Exercise inputs

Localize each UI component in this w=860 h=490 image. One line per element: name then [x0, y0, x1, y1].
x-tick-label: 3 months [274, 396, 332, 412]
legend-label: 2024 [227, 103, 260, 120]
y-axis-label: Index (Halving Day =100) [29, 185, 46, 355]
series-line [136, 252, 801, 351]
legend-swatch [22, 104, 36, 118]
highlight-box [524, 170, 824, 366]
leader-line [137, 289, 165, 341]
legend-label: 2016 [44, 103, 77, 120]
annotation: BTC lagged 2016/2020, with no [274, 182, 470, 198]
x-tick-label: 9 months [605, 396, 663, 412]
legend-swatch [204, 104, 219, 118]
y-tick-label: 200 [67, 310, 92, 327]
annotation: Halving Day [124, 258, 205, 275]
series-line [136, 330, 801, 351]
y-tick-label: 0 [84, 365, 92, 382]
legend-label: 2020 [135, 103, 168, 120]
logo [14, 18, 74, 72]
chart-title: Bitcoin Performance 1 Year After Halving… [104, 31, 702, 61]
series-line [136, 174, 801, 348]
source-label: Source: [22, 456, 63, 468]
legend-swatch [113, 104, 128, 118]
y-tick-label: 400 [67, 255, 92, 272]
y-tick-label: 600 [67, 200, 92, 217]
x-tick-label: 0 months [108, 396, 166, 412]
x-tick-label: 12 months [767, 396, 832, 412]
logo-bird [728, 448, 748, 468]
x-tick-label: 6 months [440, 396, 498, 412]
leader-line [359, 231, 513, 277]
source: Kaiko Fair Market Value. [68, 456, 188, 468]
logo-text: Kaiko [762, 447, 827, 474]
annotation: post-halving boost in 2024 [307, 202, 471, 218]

Exercise
Reproduce the material verbatim, starting at its first line and ending at the line that contains "source: Kaiko Fair", with both of those lines included.

Output of the exercise
Localize each UI component in this w=860 h=490 image. One line per element: name then [x0, y0, x1, y1].
x-tick-label: 3 months [274, 396, 332, 412]
legend-label: 2024 [227, 103, 260, 120]
y-axis-label: Index (Halving Day =100) [29, 185, 46, 355]
series-line [136, 252, 801, 351]
legend-swatch [22, 104, 36, 118]
highlight-box [524, 170, 824, 366]
leader-line [137, 289, 165, 341]
legend-label: 2016 [44, 103, 77, 120]
annotation: BTC lagged 2016/2020, with no [274, 182, 470, 198]
x-tick-label: 9 months [605, 396, 663, 412]
legend-swatch [204, 104, 219, 118]
y-tick-label: 200 [67, 310, 92, 327]
annotation: Halving Day [124, 258, 205, 275]
series-line [136, 330, 801, 351]
y-tick-label: 0 [84, 365, 92, 382]
legend-label: 2020 [135, 103, 168, 120]
logo [14, 18, 74, 72]
chart-title: Bitcoin Performance 1 Year After Halving… [104, 31, 702, 61]
series-line [136, 174, 801, 348]
source-label: Source: [22, 456, 63, 468]
legend-swatch [113, 104, 128, 118]
y-tick-label: 400 [67, 255, 92, 272]
y-tick-label: 600 [67, 200, 92, 217]
x-tick-label: 0 months [108, 396, 166, 412]
x-tick-label: 12 months [767, 396, 832, 412]
logo-bird [728, 448, 748, 468]
x-tick-label: 6 months [440, 396, 498, 412]
leader-line [359, 231, 513, 277]
source: Kaiko Fair Market Value. [68, 456, 188, 468]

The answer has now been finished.